# What to work on
Each line that holds the word "Model" should be returned.

## start

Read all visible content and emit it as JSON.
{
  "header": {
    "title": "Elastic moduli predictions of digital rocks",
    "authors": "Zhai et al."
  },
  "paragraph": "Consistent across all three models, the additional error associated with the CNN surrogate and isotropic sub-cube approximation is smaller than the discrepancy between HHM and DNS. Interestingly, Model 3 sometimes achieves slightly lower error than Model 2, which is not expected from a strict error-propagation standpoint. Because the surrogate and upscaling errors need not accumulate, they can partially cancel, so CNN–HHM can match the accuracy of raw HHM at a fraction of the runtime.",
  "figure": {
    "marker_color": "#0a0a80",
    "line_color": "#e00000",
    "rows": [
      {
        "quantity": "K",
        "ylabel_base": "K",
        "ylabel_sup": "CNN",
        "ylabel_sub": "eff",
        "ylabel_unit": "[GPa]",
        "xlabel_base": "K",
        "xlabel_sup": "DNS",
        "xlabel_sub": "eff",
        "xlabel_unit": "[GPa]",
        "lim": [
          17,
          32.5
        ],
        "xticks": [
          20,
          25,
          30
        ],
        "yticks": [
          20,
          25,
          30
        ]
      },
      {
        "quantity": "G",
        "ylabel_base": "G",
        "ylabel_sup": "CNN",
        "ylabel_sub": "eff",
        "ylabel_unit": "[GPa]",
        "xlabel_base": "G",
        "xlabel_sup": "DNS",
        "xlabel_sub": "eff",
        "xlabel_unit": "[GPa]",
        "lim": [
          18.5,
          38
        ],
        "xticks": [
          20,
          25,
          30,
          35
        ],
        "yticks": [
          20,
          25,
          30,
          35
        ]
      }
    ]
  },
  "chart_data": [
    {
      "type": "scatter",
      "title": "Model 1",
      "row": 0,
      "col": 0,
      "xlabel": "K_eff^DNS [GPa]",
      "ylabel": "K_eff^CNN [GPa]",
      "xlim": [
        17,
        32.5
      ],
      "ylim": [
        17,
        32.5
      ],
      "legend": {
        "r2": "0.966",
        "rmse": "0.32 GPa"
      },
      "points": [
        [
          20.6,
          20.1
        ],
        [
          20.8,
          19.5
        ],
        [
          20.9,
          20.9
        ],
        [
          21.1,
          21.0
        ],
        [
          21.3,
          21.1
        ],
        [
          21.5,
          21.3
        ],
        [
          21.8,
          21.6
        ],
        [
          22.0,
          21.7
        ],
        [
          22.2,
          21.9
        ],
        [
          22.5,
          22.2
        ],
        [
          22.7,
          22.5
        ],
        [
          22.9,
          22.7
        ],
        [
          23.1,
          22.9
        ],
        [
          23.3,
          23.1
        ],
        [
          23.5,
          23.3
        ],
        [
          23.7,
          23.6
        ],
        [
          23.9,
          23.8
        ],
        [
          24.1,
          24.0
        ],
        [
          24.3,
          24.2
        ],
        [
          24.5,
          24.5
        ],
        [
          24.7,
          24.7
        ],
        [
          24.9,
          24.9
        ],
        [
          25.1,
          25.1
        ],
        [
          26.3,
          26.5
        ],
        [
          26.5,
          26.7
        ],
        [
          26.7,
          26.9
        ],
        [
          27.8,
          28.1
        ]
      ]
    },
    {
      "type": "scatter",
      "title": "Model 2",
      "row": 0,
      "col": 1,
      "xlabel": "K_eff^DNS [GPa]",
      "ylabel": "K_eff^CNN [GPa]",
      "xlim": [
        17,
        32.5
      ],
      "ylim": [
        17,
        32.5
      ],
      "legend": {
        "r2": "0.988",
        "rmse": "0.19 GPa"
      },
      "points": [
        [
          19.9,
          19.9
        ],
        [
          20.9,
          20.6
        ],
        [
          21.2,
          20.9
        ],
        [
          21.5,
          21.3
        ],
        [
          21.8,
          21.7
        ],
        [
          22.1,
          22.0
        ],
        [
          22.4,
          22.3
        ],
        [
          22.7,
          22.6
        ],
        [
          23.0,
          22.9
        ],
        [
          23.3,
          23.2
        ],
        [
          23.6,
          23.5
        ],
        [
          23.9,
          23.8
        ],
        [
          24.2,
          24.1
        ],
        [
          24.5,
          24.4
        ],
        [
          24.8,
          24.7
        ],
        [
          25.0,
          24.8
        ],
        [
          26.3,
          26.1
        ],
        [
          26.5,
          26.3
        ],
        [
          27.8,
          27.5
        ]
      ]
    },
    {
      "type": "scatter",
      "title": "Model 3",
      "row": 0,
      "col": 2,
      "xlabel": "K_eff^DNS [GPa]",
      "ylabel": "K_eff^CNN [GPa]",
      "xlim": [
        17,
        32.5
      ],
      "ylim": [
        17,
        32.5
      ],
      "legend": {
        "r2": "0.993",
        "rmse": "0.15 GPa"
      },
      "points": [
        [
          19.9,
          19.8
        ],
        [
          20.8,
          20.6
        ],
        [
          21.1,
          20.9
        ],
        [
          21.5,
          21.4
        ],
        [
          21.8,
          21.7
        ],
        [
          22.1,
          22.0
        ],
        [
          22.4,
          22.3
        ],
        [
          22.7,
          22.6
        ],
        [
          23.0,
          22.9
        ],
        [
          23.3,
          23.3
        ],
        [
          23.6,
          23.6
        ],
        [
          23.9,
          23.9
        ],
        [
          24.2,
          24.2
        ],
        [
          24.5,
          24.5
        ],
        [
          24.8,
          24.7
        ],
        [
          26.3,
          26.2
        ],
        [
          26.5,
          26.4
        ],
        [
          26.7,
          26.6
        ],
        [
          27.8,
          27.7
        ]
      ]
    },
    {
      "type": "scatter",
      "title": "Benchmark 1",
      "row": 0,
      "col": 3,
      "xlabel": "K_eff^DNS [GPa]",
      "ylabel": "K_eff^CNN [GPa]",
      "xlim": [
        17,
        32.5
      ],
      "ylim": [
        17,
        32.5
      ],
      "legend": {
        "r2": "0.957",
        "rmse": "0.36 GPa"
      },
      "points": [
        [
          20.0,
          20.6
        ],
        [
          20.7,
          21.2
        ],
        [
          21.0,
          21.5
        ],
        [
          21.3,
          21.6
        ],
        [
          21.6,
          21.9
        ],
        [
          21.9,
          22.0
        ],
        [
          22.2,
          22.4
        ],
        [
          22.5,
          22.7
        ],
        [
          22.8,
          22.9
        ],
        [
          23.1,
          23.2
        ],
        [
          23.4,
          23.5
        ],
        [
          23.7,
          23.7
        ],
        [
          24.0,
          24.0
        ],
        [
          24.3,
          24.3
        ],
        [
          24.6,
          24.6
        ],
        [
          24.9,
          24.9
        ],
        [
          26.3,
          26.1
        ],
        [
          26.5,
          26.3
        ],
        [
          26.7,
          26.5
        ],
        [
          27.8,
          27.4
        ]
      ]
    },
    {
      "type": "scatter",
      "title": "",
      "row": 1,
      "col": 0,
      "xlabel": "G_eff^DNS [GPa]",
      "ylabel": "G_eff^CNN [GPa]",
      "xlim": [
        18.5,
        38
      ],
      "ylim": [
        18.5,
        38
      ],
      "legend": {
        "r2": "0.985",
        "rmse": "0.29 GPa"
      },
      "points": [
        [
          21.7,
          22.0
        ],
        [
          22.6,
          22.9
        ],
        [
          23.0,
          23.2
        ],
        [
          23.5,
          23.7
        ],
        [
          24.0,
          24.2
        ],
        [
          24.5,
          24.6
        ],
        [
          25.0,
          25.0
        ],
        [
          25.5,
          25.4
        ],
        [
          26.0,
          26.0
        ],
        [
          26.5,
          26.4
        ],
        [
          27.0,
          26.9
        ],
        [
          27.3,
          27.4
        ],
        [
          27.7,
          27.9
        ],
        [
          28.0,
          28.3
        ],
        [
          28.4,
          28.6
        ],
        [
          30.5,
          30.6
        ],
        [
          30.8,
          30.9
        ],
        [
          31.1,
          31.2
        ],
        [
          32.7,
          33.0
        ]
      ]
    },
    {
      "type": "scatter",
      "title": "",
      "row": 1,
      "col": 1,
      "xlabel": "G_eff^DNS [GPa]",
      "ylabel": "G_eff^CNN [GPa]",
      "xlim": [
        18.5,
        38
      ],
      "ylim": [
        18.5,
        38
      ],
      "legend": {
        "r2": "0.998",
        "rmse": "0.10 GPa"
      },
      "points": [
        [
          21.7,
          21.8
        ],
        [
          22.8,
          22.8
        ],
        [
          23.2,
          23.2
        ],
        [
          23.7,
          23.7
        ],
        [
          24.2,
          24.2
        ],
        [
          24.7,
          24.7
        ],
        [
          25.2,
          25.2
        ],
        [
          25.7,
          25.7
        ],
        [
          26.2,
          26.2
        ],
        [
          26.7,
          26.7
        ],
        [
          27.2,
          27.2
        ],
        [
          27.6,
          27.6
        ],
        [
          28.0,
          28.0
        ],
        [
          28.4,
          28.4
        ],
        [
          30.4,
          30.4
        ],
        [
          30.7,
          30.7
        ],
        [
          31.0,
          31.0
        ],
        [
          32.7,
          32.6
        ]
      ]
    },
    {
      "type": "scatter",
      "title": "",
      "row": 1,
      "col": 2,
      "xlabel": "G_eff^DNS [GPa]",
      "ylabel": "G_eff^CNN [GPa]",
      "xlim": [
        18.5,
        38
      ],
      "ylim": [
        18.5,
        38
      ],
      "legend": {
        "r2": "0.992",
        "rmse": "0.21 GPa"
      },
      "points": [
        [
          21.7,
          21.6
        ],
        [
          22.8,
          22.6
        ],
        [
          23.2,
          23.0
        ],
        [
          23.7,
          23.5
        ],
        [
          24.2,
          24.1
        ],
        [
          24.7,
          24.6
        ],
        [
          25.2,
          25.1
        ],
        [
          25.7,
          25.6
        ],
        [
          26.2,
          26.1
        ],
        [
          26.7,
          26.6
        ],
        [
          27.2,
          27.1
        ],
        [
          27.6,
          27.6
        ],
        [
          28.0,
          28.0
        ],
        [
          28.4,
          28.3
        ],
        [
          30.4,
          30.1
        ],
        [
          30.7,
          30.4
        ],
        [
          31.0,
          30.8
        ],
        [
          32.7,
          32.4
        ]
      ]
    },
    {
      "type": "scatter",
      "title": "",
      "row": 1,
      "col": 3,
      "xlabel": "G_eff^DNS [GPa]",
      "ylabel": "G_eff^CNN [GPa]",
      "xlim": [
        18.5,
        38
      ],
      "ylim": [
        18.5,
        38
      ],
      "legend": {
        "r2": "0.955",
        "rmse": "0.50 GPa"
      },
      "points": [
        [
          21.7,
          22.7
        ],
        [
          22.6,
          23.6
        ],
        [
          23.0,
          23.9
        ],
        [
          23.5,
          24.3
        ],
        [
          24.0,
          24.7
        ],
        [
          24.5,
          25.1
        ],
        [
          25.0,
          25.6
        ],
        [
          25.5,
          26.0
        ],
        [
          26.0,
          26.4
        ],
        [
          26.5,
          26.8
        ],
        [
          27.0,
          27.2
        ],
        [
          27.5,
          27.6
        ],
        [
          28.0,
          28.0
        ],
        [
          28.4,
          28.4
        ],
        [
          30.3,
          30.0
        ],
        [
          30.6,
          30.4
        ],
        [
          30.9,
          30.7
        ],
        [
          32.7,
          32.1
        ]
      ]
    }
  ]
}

## end

# Full response
  "paragraph": "Consistent across all three models, the additional error associated with the CNN surrogate and isotropic sub-cube approximation is smaller than the discrepancy between HHM and DNS. Interestingly, Model 3 sometimes achieves slightly lower error than Model 2, which is not expected from a strict error-propagation standpoint. Because the surrogate and upscaling errors need not accumulate, they can partially cancel, so CNN–HHM can match the accuracy of raw HHM at a fraction of the runtime.",
      "title": "Model 1",
      "title": "Model 2",
      "title": "Model 3",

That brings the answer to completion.